*REQUEST:*
Pull each line holding "JSON" out of the entries below.

*DATA FOR THIS EXERCISE:*
--*--

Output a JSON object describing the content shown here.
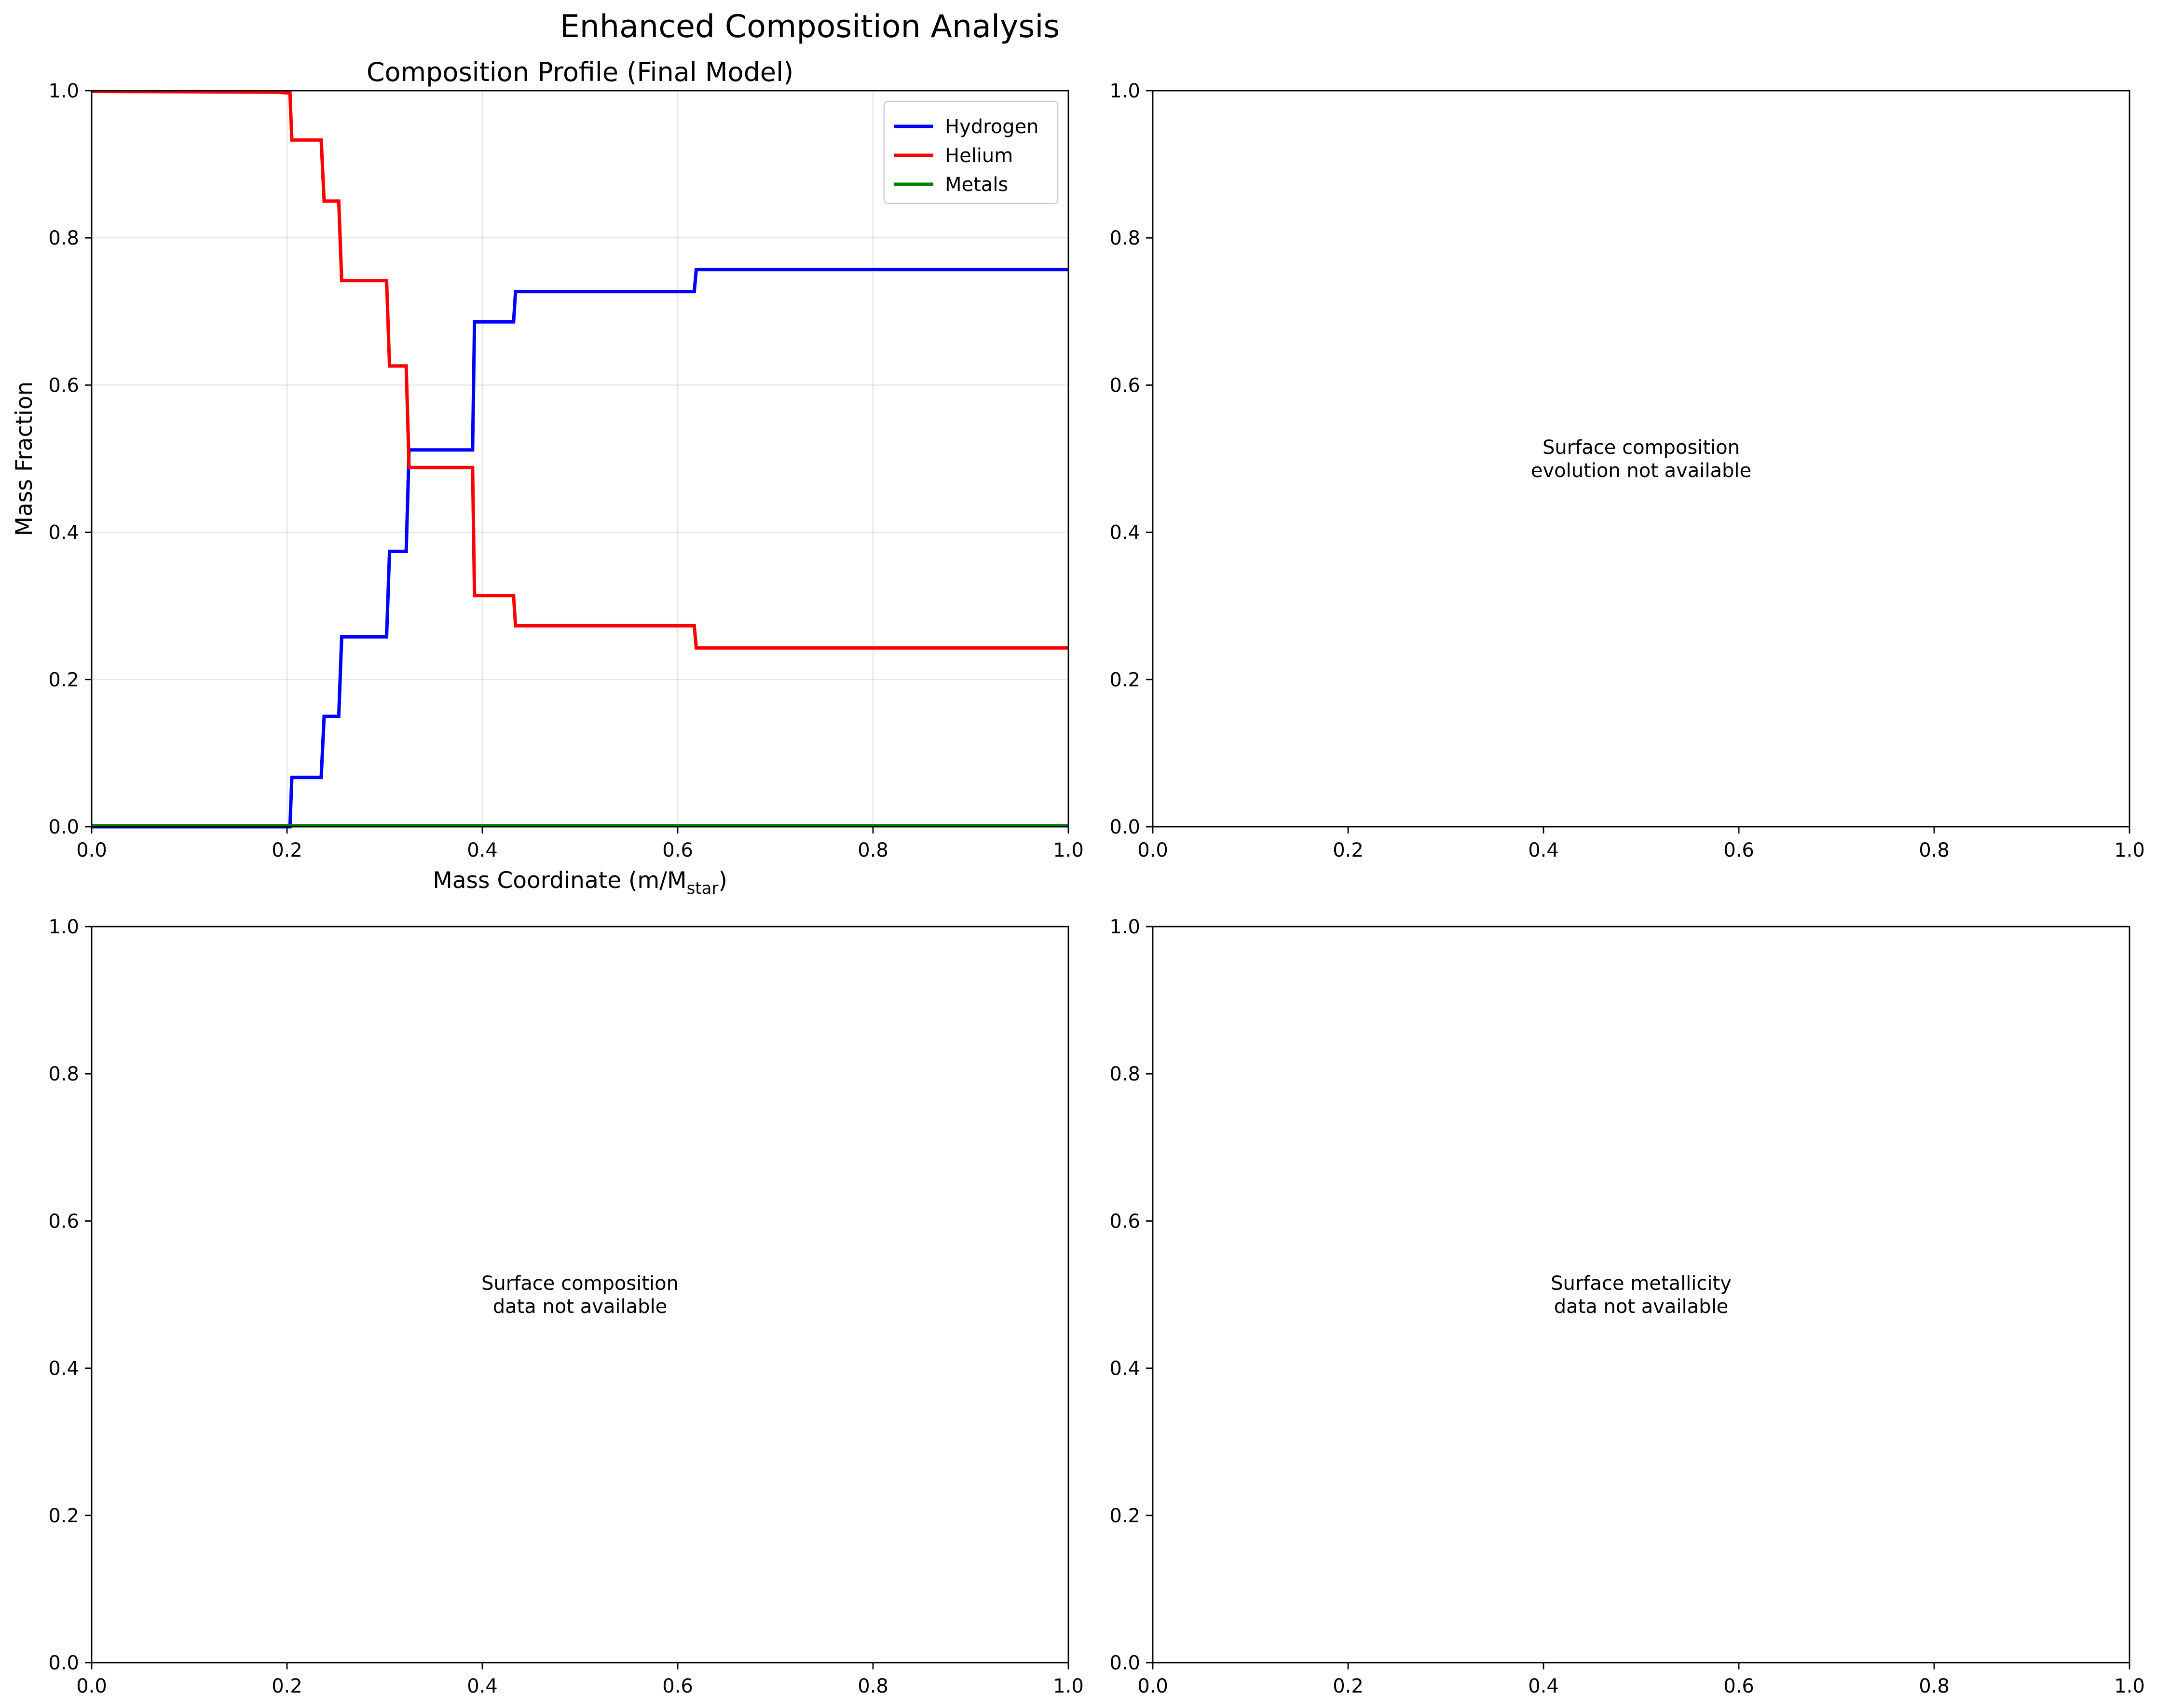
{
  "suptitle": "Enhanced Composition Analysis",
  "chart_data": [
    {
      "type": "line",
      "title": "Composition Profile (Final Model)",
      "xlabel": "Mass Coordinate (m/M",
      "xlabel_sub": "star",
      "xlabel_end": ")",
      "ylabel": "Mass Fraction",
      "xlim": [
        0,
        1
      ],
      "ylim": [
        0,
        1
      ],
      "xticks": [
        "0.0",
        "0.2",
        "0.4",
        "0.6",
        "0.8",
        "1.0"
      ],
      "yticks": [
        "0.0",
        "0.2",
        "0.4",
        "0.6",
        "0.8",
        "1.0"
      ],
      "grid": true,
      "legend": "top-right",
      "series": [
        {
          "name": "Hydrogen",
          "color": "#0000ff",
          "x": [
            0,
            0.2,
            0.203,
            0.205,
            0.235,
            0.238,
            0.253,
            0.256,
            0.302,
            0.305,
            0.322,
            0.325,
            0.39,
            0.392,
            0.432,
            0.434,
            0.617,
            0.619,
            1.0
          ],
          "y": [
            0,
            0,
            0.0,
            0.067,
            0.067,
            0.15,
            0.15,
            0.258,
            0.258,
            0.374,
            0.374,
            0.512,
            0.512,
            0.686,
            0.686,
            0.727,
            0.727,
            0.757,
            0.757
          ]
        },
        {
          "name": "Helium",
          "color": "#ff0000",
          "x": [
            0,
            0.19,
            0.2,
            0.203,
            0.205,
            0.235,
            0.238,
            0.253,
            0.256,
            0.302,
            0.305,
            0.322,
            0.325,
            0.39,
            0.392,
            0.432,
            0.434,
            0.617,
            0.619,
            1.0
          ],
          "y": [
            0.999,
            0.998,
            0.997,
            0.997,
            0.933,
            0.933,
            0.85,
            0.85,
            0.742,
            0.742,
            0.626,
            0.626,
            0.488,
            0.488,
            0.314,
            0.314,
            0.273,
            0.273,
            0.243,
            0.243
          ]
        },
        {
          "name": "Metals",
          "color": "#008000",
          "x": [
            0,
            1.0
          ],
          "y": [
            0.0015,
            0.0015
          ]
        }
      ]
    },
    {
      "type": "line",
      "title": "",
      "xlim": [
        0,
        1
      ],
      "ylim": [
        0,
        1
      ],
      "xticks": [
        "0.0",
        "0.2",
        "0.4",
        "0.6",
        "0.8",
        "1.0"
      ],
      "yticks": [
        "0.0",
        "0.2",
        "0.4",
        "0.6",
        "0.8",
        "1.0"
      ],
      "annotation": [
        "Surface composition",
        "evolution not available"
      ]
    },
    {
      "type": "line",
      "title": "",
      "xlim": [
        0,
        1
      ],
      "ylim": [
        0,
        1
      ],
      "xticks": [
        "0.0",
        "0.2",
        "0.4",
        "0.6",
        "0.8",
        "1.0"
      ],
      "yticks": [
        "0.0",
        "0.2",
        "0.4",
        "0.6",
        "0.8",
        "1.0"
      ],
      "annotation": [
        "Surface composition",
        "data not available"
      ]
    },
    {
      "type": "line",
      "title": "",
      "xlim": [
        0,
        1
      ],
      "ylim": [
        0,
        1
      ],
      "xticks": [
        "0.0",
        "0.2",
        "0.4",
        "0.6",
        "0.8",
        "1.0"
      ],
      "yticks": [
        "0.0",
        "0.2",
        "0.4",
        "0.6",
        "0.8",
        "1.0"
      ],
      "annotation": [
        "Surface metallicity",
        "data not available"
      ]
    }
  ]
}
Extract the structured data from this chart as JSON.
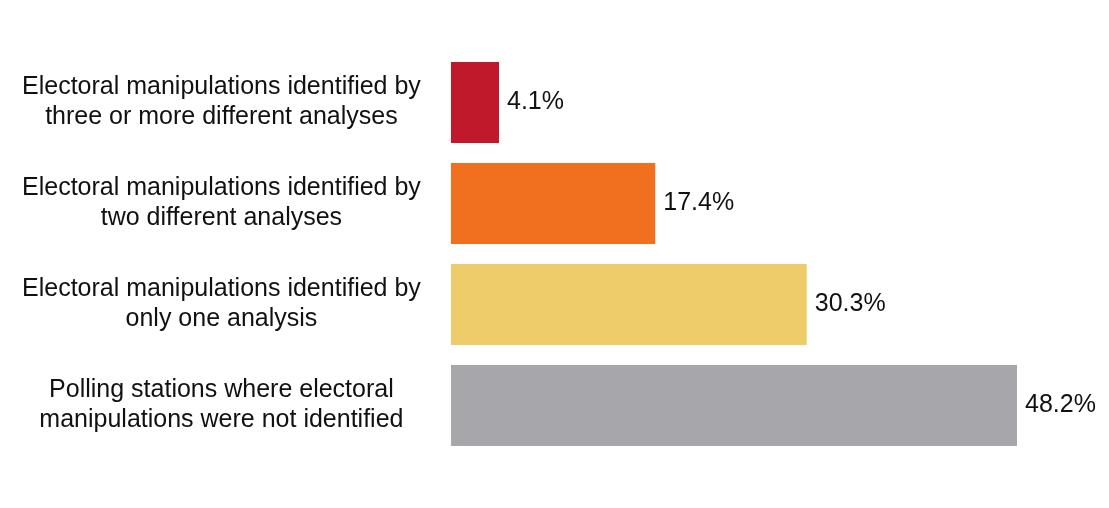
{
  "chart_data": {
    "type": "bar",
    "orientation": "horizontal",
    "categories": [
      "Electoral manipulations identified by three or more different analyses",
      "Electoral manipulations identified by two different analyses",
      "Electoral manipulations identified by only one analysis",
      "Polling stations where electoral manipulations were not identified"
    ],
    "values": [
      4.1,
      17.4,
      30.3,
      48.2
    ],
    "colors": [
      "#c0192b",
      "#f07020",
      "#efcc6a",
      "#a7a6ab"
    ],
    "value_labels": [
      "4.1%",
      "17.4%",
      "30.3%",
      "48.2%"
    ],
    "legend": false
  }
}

--*--

*RESULT FOR THIS TASK:*
Output a JSON object describing the content shown here.
Extract the structured data from this chart as JSON.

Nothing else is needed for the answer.